How many of the lines contain the string "control"? Give the number, with no other words.
>> START Records for this task
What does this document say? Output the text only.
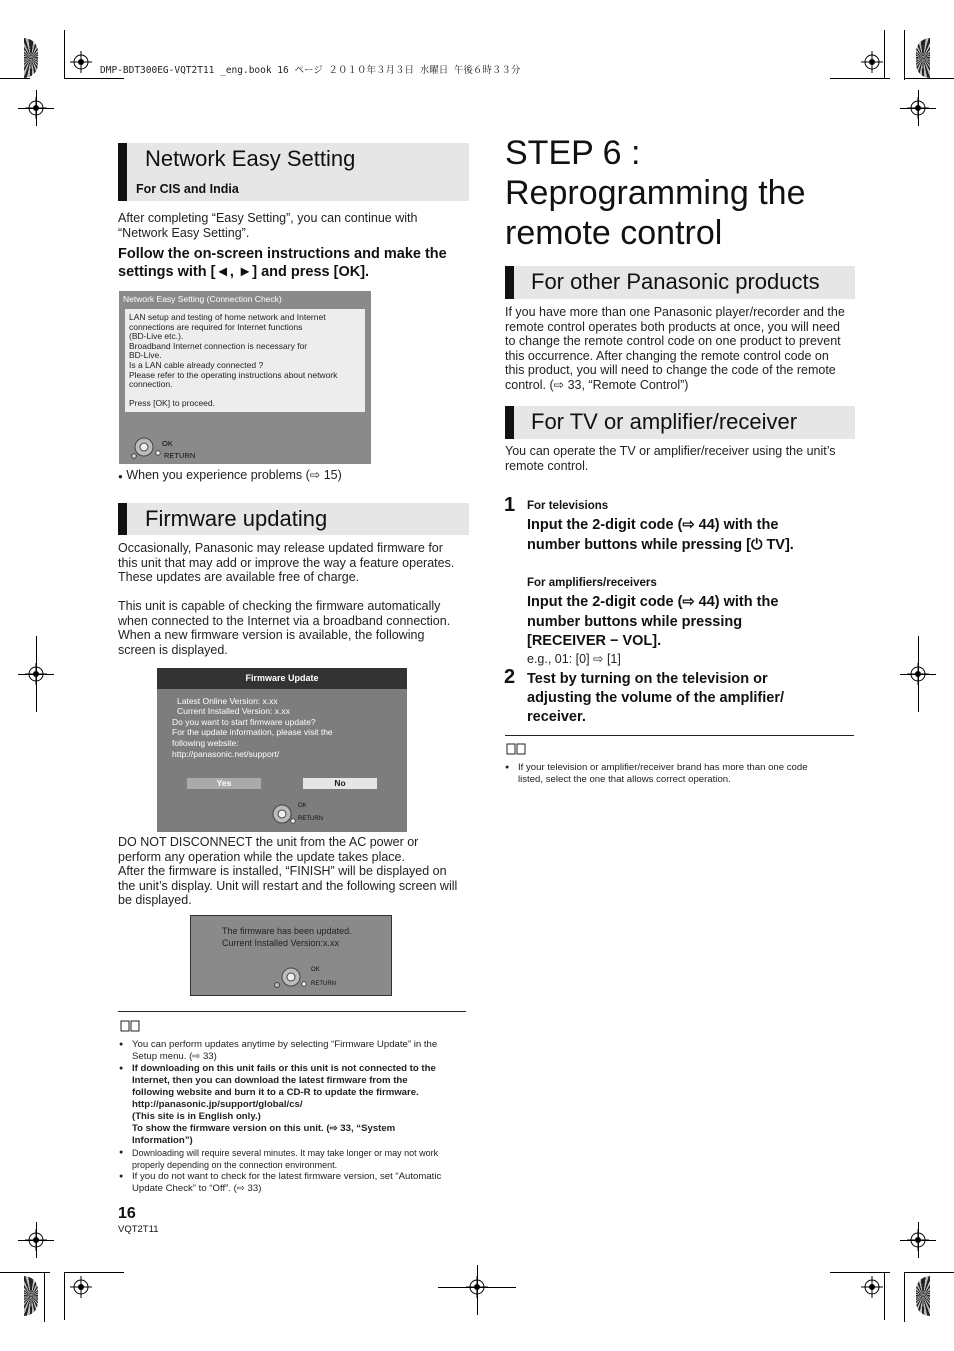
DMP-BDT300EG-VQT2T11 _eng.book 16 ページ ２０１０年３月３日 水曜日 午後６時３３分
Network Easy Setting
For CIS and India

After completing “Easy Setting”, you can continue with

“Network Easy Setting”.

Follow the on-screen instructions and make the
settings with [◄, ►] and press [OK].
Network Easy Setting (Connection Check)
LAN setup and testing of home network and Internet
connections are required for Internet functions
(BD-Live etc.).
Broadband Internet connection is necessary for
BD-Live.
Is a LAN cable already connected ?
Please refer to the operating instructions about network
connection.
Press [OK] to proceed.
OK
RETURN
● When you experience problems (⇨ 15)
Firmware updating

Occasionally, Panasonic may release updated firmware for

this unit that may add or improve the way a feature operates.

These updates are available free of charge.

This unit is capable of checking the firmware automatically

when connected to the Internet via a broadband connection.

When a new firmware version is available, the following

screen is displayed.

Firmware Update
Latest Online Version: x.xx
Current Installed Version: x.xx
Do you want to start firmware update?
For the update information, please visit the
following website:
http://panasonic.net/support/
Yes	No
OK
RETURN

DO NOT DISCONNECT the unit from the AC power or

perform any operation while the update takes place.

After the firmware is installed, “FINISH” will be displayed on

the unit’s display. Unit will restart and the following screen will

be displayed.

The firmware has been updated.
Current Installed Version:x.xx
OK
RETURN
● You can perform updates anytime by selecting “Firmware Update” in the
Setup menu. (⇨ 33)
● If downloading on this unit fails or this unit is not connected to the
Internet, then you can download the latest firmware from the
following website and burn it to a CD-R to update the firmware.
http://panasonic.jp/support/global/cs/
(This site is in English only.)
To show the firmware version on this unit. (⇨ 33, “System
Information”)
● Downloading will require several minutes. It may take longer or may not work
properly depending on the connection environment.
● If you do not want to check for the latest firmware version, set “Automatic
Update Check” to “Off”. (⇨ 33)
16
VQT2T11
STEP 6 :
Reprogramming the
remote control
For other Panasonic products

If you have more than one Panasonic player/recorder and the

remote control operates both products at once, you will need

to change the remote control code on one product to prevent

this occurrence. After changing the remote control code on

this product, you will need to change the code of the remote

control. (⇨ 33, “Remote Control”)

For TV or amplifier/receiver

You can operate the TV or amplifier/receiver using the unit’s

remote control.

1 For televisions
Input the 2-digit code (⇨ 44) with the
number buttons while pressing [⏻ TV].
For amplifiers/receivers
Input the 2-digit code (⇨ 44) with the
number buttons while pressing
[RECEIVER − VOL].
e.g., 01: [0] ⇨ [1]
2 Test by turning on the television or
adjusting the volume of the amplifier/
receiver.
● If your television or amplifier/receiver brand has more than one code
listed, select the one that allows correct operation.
>> END Records for this task
_Task solution_: 6